**Short exercise**
In the items from the line with "menu-item-medlem[interactable]: Medlem (318, 36, 363, 50)" up to and including the line with "secondary-banner (711, 238, 721, 474)", change "staff-role" to "job-title" and give only those lines, otherwise unchanged.

**Excerpted records**
══════════════════════════════
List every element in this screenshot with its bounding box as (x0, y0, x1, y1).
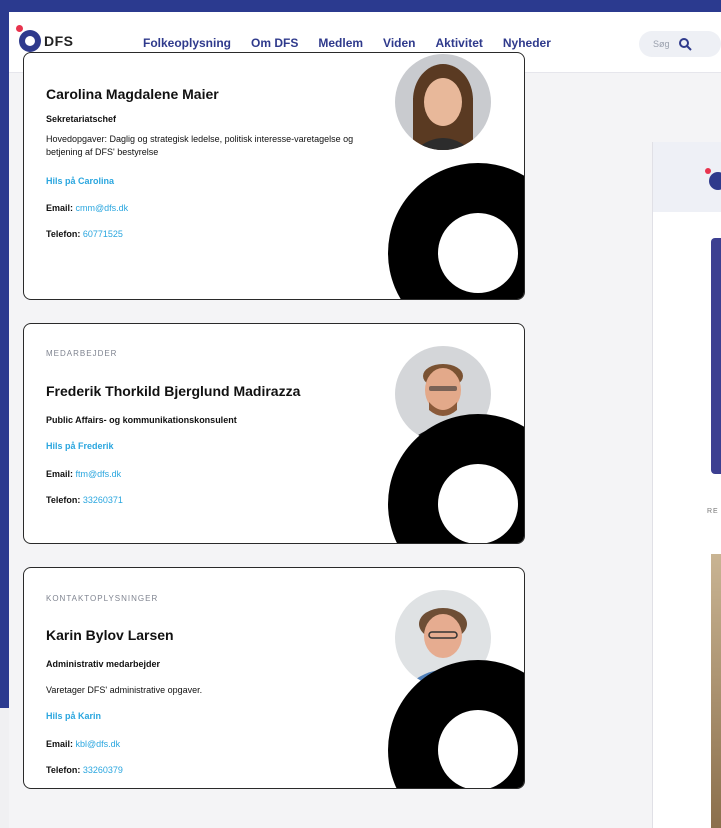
menu-item-medlem[interactable]: Medlem (318, 36, 363, 50)
menu-item-folkeoplysning[interactable]: Folkeoplysning (143, 36, 231, 50)
email-label: Email: (46, 203, 74, 213)
browser-viewport: DFS Folkeoplysning Om DFS Medlem Viden A… (9, 12, 721, 828)
search-button[interactable]: Søg (639, 31, 721, 57)
staff-role: Sekretariatschef (46, 114, 117, 124)
secondary-photo (711, 554, 721, 828)
background-panel (0, 708, 9, 828)
staff-card: Carolina Magdalene Maier Sekretariatsche… (23, 52, 525, 300)
portrait-image (395, 54, 491, 150)
secondary-logo-dot-icon (705, 168, 711, 174)
card-category-label: MEDARBEJDER (46, 349, 118, 358)
greet-link[interactable]: Hils på Frederik (46, 441, 114, 451)
phone-link[interactable]: 33260371 (83, 495, 123, 505)
search-label: Søg (653, 39, 670, 49)
decorative-circle-icon (388, 660, 524, 788)
staff-role: Public Affairs- og kommunikationskonsule… (46, 415, 237, 425)
greet-link[interactable]: Hils på Karin (46, 711, 101, 721)
staff-name: Karin Bylov Larsen (46, 627, 174, 643)
secondary-banner (711, 238, 721, 474)
email-row: Email: kbl@dfs.dk (46, 739, 120, 749)
staff-description: Varetager DFS' administrative opgaver. (46, 685, 203, 695)
search-icon (678, 38, 692, 51)
phone-link[interactable]: 60771525 (83, 229, 123, 239)
staff-role: Administrativ medarbejder (46, 659, 161, 669)
email-link[interactable]: cmm@dfs.dk (76, 203, 129, 213)
staff-name: Frederik Thorkild Bjerglund Madirazza (46, 383, 301, 399)
logo-circle-icon (16, 25, 41, 52)
menu-item-om-dfs[interactable]: Om DFS (251, 36, 298, 50)
email-label: Email: (46, 739, 74, 749)
main-menu: Folkeoplysning Om DFS Medlem Viden Aktiv… (143, 36, 571, 50)
phone-row: Telefon: 33260371 (46, 495, 123, 505)
logo-dot-icon (16, 25, 23, 32)
greet-link[interactable]: Hils på Carolina (46, 176, 114, 186)
logo-text: DFS (44, 33, 74, 49)
staff-description: Hovedopgaver: Daglig og strategisk ledel… (46, 134, 354, 157)
email-link[interactable]: kbl@dfs.dk (76, 739, 121, 749)
menu-item-nyheder[interactable]: Nyheder (503, 36, 551, 50)
secondary-window: RE (652, 142, 721, 828)
phone-row: Telefon: 60771525 (46, 229, 123, 239)
phone-link[interactable]: 33260379 (83, 765, 123, 775)
email-label: Email: (46, 469, 74, 479)
email-row: Email: ftm@dfs.dk (46, 469, 121, 479)
phone-row: Telefon: 33260379 (46, 765, 123, 775)
staff-avatar (395, 54, 491, 150)
phone-label: Telefon: (46, 765, 81, 775)
phone-label: Telefon: (46, 229, 81, 239)
staff-card: MEDARBEJDER Frederik Thorkild Bjerglund … (23, 323, 525, 544)
phone-label: Telefon: (46, 495, 81, 505)
menu-item-viden[interactable]: Viden (383, 36, 415, 50)
secondary-logo-icon (709, 172, 721, 190)
decorative-circle-icon (388, 414, 524, 543)
card-category-label: KONTAKTOPLYSNINGER (46, 594, 159, 603)
email-row: Email: cmm@dfs.dk (46, 203, 128, 213)
secondary-label: RE (707, 508, 719, 515)
staff-card: KONTAKTOPLYSNINGER Karin Bylov Larsen Ad… (23, 567, 525, 789)
staff-list: Carolina Magdalene Maier Sekretariatsche… (9, 52, 533, 828)
staff-name: Carolina Magdalene Maier (46, 86, 219, 102)
menu-item-aktivitet[interactable]: Aktivitet (436, 36, 483, 50)
decorative-circle-icon (388, 163, 524, 299)
dfs-logo[interactable]: DFS (16, 25, 74, 52)
email-link[interactable]: ftm@dfs.dk (76, 469, 122, 479)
══════════════════════════════
**The reply**
menu-item-medlem[interactable]: Medlem (318, 36, 363, 50)
menu-item-folkeoplysning[interactable]: Folkeoplysning (143, 36, 231, 50)
email-label: Email: (46, 203, 74, 213)
browser-viewport: DFS Folkeoplysning Om DFS Medlem Viden A… (9, 12, 721, 828)
search-button[interactable]: Søg (639, 31, 721, 57)
job-title: Sekretariatschef (46, 114, 117, 124)
secondary-photo (711, 554, 721, 828)
background-panel (0, 708, 9, 828)
staff-card: Carolina Magdalene Maier Sekretariatsche… (23, 52, 525, 300)
portrait-image (395, 54, 491, 150)
secondary-logo-dot-icon (705, 168, 711, 174)
card-category-label: MEDARBEJDER (46, 349, 118, 358)
greet-link[interactable]: Hils på Frederik (46, 441, 114, 451)
phone-link[interactable]: 33260371 (83, 495, 123, 505)
search-label: Søg (653, 39, 670, 49)
decorative-circle-icon (388, 660, 524, 788)
job-title: Public Affairs- og kommunikationskonsule… (46, 415, 237, 425)
greet-link[interactable]: Hils på Karin (46, 711, 101, 721)
staff-name: Karin Bylov Larsen (46, 627, 174, 643)
secondary-banner (711, 238, 721, 474)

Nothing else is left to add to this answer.